-- START --

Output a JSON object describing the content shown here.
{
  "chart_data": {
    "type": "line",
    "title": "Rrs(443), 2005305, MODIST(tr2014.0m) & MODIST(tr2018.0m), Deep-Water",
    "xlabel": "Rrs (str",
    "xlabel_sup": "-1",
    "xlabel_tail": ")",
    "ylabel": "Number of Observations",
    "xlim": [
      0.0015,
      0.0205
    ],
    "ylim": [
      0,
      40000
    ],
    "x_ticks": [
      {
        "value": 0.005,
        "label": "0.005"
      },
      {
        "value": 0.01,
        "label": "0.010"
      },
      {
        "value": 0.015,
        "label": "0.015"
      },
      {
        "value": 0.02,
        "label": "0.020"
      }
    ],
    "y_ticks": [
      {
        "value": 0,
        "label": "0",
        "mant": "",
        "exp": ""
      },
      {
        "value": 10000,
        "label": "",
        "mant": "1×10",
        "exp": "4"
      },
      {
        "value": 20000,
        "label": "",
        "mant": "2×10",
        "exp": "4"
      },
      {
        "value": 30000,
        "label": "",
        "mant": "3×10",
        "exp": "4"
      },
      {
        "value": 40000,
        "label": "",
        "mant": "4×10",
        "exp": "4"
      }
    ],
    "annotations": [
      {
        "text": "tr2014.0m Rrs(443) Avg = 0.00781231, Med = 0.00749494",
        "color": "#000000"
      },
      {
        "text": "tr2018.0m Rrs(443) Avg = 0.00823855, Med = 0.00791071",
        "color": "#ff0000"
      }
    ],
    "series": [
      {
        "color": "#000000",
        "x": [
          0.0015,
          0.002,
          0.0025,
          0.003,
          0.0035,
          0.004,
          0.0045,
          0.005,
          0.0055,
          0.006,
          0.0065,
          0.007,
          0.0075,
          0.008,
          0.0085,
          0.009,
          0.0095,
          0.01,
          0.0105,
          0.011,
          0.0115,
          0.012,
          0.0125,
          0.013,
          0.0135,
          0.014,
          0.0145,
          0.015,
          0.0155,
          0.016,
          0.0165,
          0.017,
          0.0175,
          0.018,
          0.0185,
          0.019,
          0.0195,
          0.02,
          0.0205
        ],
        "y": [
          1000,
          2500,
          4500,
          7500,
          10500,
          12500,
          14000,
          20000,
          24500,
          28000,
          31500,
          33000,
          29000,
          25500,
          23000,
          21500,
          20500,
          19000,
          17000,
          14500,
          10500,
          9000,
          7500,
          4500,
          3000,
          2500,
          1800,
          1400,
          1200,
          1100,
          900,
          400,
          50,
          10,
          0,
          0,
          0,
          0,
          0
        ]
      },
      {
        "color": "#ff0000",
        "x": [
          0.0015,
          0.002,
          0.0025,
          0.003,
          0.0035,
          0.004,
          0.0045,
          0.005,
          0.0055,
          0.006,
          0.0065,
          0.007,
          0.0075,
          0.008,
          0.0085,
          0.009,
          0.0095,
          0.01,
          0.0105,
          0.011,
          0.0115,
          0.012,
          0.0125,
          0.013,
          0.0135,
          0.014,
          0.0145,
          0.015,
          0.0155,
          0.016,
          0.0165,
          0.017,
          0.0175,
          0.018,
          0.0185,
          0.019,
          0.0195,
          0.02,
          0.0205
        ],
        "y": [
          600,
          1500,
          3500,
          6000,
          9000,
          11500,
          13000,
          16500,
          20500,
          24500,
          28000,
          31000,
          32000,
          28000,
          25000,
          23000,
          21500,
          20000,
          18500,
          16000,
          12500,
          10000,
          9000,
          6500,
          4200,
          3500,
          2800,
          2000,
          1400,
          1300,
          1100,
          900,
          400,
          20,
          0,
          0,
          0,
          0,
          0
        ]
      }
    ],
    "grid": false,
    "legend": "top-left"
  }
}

-- END --
-- START --

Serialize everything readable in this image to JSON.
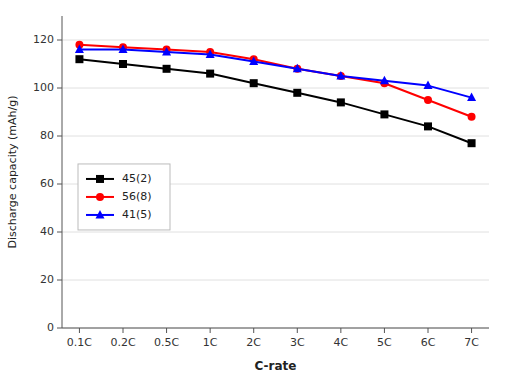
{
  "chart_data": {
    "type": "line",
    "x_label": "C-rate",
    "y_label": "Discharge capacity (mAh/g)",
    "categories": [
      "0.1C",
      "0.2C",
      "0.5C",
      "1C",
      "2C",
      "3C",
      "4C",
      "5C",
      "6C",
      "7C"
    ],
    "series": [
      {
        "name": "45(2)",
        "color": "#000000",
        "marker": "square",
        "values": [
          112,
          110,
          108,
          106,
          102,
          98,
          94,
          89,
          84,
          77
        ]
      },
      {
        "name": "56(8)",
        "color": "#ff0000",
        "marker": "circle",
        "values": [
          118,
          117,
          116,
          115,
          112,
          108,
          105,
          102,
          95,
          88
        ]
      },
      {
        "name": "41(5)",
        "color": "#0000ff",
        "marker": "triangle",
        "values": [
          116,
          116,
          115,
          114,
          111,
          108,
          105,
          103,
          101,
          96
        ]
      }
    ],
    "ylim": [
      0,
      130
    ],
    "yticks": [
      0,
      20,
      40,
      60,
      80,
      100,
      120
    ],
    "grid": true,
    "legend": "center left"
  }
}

-- END --
-- START --

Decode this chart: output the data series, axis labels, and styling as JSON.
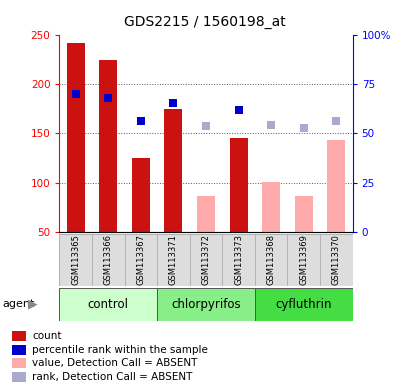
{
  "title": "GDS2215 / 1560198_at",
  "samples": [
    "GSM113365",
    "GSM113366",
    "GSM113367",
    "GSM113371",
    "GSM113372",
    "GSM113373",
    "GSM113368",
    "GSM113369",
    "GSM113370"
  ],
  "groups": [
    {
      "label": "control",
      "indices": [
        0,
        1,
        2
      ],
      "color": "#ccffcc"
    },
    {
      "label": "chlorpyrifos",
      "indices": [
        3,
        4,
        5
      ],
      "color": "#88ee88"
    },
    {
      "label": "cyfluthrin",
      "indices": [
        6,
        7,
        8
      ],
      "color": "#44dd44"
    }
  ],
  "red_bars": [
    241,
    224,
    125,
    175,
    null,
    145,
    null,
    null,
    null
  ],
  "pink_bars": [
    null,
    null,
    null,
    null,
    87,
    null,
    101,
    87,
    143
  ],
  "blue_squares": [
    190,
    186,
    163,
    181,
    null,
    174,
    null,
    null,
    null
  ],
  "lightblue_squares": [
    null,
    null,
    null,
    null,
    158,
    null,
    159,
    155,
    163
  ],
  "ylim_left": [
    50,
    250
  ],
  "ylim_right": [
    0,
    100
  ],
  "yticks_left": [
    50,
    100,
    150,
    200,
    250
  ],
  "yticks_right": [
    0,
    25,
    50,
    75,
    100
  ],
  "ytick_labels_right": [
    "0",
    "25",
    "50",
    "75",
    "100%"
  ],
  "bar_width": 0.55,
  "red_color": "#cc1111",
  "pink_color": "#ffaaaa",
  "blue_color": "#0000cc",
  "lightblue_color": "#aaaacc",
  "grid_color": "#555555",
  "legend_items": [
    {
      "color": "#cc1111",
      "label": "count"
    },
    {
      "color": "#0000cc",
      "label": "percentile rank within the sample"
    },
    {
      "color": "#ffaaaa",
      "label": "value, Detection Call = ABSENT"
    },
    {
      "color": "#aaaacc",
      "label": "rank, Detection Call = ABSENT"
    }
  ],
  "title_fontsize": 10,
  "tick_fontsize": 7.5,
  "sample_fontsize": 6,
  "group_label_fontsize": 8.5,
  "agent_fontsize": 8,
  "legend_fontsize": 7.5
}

-- END --

TASK INSTRUCTIONS:
Look through the material and copy each line that has "aaaacc".

WRITTEN ANSWER:
  "lightblue_color": "#aaaacc",
      "color": "#aaaacc",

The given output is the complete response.